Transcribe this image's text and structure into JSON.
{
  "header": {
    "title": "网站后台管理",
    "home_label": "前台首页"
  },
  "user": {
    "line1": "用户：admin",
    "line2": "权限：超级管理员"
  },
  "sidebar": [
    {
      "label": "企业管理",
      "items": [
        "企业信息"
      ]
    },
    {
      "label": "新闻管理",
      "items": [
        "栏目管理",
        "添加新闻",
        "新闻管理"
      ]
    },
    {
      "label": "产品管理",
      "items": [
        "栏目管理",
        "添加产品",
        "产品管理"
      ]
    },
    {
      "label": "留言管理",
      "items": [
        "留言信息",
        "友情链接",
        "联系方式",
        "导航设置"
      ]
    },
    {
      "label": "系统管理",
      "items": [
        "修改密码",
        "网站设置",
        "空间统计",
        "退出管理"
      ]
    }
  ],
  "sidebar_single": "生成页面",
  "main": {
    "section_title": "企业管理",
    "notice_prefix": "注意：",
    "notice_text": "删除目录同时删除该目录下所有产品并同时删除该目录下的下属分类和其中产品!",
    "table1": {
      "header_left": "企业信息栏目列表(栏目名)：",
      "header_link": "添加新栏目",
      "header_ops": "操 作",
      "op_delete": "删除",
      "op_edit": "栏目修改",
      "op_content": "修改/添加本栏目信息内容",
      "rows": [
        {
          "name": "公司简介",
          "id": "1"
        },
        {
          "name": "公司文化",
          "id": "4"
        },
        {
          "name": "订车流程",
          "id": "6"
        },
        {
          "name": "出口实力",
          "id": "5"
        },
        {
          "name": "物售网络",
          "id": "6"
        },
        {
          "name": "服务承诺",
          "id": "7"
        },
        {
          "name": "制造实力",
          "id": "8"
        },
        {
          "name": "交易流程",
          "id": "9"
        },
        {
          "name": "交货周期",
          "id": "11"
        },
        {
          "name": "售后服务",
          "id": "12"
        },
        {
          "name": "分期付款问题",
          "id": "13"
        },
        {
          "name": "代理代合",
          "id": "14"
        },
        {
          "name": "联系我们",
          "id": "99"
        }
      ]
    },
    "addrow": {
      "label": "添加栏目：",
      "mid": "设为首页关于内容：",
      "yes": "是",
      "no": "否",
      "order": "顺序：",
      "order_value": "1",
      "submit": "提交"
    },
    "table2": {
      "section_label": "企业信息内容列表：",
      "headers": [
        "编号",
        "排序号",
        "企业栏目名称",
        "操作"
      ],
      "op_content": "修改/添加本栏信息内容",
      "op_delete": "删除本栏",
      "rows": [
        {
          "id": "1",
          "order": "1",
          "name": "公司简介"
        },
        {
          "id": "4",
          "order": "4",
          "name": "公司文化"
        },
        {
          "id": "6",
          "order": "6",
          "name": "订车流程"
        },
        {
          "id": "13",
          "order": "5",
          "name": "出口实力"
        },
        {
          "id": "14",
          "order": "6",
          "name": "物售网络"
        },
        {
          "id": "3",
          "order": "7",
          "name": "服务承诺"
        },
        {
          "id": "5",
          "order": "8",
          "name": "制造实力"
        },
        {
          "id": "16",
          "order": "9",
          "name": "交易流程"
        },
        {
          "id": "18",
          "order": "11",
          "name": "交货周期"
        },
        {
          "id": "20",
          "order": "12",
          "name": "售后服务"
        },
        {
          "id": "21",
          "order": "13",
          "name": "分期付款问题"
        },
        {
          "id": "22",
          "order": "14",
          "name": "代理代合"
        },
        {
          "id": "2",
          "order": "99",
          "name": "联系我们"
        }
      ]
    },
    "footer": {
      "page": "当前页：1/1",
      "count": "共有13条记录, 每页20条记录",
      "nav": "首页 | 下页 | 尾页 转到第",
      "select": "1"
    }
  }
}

===

# YOUR OBJECTIVE
Faithfully copy every entry, leaving nothing out.

# PROBLEM SOLUTION
Transcribe this image's text and structure into JSON.
{
  "header": {
    "title": "网站后台管理",
    "home_label": "前台首页"
  },
  "user": {
    "line1": "用户：admin",
    "line2": "权限：超级管理员"
  },
  "sidebar": [
    {
      "label": "企业管理",
      "items": [
        "企业信息"
      ]
    },
    {
      "label": "新闻管理",
      "items": [
        "栏目管理",
        "添加新闻",
        "新闻管理"
      ]
    },
    {
      "label": "产品管理",
      "items": [
        "栏目管理",
        "添加产品",
        "产品管理"
      ]
    },
    {
      "label": "留言管理",
      "items": [
        "留言信息",
        "友情链接",
        "联系方式",
        "导航设置"
      ]
    },
    {
      "label": "系统管理",
      "items": [
        "修改密码",
        "网站设置",
        "空间统计",
        "退出管理"
      ]
    }
  ],
  "sidebar_single": "生成页面",
  "main": {
    "section_title": "企业管理",
    "notice_prefix": "注意：",
    "notice_text": "删除目录同时删除该目录下所有产品并同时删除该目录下的下属分类和其中产品!",
    "table1": {
      "header_left": "企业信息栏目列表(栏目名)：",
      "header_link": "添加新栏目",
      "header_ops": "操 作",
      "op_delete": "删除",
      "op_edit": "栏目修改",
      "op_content": "修改/添加本栏目信息内容",
      "rows": [
        {
          "name": "公司简介",
          "id": "1"
        },
        {
          "name": "公司文化",
          "id": "4"
        },
        {
          "name": "订车流程",
          "id": "6"
        },
        {
          "name": "出口实力",
          "id": "5"
        },
        {
          "name": "物售网络",
          "id": "6"
        },
        {
          "name": "服务承诺",
          "id": "7"
        },
        {
          "name": "制造实力",
          "id": "8"
        },
        {
          "name": "交易流程",
          "id": "9"
        },
        {
          "name": "交货周期",
          "id": "11"
        },
        {
          "name": "售后服务",
          "id": "12"
        },
        {
          "name": "分期付款问题",
          "id": "13"
        },
        {
          "name": "代理代合",
          "id": "14"
        },
        {
          "name": "联系我们",
          "id": "99"
        }
      ]
    },
    "addrow": {
      "label": "添加栏目：",
      "mid": "设为首页关于内容：",
      "yes": "是",
      "no": "否",
      "order": "顺序：",
      "order_value": "1",
      "submit": "提交"
    },
    "table2": {
      "section_label": "企业信息内容列表：",
      "headers": [
        "编号",
        "排序号",
        "企业栏目名称",
        "操作"
      ],
      "op_content": "修改/添加本栏信息内容",
      "op_delete": "删除本栏",
      "rows": [
        {
          "id": "1",
          "order": "1",
          "name": "公司简介"
        },
        {
          "id": "4",
          "order": "4",
          "name": "公司文化"
        },
        {
          "id": "6",
          "order": "6",
          "name": "订车流程"
        },
        {
          "id": "13",
          "order": "5",
          "name": "出口实力"
        },
        {
          "id": "14",
          "order": "6",
          "name": "物售网络"
        },
        {
          "id": "3",
          "order": "7",
          "name": "服务承诺"
        },
        {
          "id": "5",
          "order": "8",
          "name": "制造实力"
        },
        {
          "id": "16",
          "order": "9",
          "name": "交易流程"
        },
        {
          "id": "18",
          "order": "11",
          "name": "交货周期"
        },
        {
          "id": "20",
          "order": "12",
          "name": "售后服务"
        },
        {
          "id": "21",
          "order": "13",
          "name": "分期付款问题"
        },
        {
          "id": "22",
          "order": "14",
          "name": "代理代合"
        },
        {
          "id": "2",
          "order": "99",
          "name": "联系我们"
        }
      ]
    },
    "footer": {
      "page": "当前页：1/1",
      "count": "共有13条记录, 每页20条记录",
      "nav": "首页 | 下页 | 尾页 转到第",
      "select": "1"
    }
  }
}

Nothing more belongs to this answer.